▶ [Task to complete]: Lines that include the word "shown" are the ones to copy.

— Start Extracted entries —

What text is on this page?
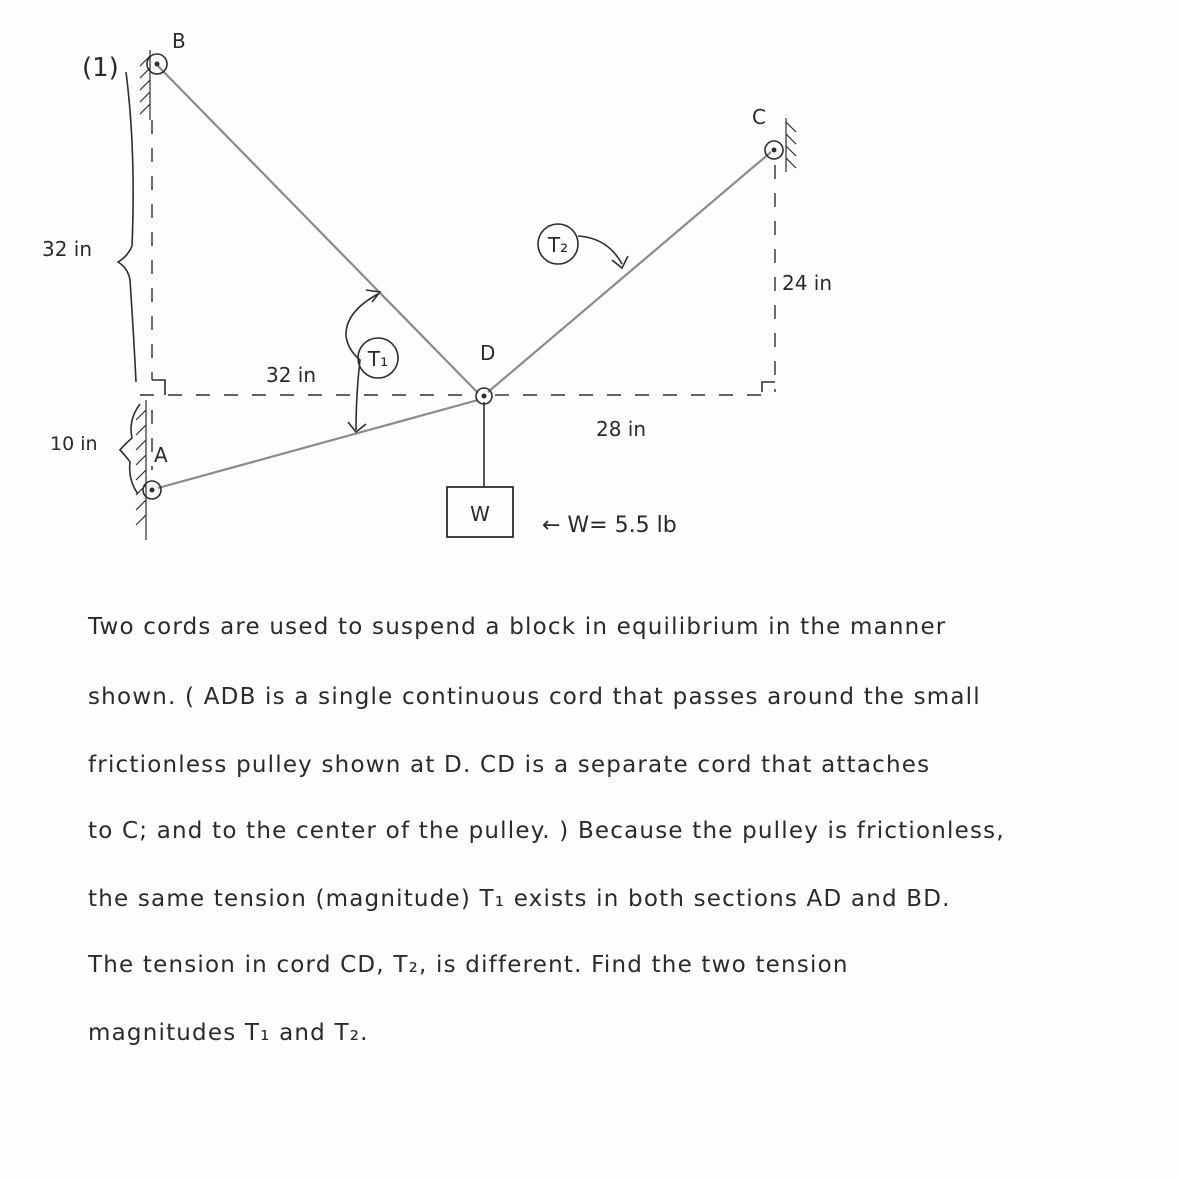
W
B
(1)
C
D
A
32 in
24 in
32 in
28 in
10 in
T₁
T₂
← W= 5.5 lb
Two cords are used to suspend a block in equilibrium in the manner
shown. ( ADB is a single continuous cord that passes around the small
frictionless pulley shown at D. CD is a separate cord that attaches
to C; and to the center of the pulley. ) Because the pulley is frictionless,
the same tension (magnitude) T₁ exists in both sections AD and BD.
The tension in cord CD, T₂, is different. Find the two tension
magnitudes T₁ and T₂.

— End Extracted entries —

▶ [Solution]:
shown. ( ADB is a single continuous cord that passes around the small
frictionless pulley shown at D. CD is a separate cord that attaches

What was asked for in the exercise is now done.